Saved data entries:
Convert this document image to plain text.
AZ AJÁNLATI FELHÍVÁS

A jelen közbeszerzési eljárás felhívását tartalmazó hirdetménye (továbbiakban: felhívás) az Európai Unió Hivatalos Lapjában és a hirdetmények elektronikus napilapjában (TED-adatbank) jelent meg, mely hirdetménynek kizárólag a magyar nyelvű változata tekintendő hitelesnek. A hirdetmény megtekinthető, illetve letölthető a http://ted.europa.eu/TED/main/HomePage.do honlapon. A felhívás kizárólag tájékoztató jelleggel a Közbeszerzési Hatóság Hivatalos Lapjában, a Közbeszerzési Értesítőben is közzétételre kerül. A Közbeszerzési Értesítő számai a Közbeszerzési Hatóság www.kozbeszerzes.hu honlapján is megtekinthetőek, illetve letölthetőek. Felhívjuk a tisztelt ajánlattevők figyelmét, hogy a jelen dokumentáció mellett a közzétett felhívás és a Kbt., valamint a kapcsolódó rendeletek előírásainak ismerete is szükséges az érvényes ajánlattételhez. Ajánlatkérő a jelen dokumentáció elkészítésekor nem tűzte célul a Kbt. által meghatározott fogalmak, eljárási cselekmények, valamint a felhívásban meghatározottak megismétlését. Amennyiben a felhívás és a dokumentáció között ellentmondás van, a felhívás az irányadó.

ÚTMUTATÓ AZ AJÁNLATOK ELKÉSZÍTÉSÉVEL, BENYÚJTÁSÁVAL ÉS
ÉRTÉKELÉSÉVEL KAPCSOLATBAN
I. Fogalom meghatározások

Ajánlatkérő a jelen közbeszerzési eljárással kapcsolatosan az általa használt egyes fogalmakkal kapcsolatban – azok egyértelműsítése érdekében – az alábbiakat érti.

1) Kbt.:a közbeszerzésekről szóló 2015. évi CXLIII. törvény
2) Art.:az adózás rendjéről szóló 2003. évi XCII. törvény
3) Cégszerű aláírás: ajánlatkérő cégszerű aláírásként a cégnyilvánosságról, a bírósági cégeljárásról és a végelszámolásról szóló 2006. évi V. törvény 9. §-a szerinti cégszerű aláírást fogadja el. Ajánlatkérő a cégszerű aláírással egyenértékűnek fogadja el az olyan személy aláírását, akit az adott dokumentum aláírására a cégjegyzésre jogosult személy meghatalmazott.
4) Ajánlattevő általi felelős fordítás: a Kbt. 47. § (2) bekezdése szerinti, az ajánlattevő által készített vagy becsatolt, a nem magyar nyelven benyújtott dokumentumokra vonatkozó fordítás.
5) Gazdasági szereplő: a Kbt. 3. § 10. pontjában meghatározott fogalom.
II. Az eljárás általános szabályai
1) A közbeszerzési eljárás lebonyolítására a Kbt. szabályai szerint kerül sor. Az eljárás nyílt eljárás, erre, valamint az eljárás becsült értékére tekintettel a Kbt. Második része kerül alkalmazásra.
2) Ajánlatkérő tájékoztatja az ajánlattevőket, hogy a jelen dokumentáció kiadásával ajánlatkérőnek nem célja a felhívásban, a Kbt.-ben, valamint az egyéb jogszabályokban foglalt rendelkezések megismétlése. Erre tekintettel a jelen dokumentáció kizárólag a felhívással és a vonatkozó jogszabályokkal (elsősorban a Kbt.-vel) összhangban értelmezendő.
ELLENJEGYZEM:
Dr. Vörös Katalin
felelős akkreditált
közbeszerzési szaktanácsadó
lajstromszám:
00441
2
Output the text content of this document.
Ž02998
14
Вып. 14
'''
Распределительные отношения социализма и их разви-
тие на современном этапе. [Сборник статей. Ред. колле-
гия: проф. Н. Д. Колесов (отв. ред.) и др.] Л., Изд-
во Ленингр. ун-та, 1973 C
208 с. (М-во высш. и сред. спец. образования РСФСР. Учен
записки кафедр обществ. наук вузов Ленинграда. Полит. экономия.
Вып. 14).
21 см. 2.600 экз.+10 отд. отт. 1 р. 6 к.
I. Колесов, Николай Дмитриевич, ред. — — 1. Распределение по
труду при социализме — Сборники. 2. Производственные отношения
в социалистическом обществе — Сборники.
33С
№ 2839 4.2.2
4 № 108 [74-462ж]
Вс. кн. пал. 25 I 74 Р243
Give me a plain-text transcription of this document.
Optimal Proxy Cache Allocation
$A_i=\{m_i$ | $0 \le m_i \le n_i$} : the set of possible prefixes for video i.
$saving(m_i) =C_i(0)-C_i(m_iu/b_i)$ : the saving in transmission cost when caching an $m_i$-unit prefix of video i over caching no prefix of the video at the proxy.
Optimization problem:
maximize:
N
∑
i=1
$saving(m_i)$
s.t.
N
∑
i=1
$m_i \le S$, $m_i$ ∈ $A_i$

• Directions for this task: Return each line that includes "vonatkozó".

• Correct response:
4) Ajánlattevő általi felelős fordítás: a Kbt. 47. § (2) bekezdése szerinti, az ajánlattevő által készített vagy becsatolt, a nem magyar nyelven benyújtott dokumentumokra vonatkozó fordítás.
2) Ajánlatkérő tájékoztatja az ajánlattevőket, hogy a jelen dokumentáció kiadásával ajánlatkérőnek nem célja a felhívásban, a Kbt.-ben, valamint az egyéb jogszabályokban foglalt rendelkezések megismétlése. Erre tekintettel a jelen dokumentáció kizárólag a felhívással és a vonatkozó jogszabályokkal (elsősorban a Kbt.-vel) összhangban értelmezendő.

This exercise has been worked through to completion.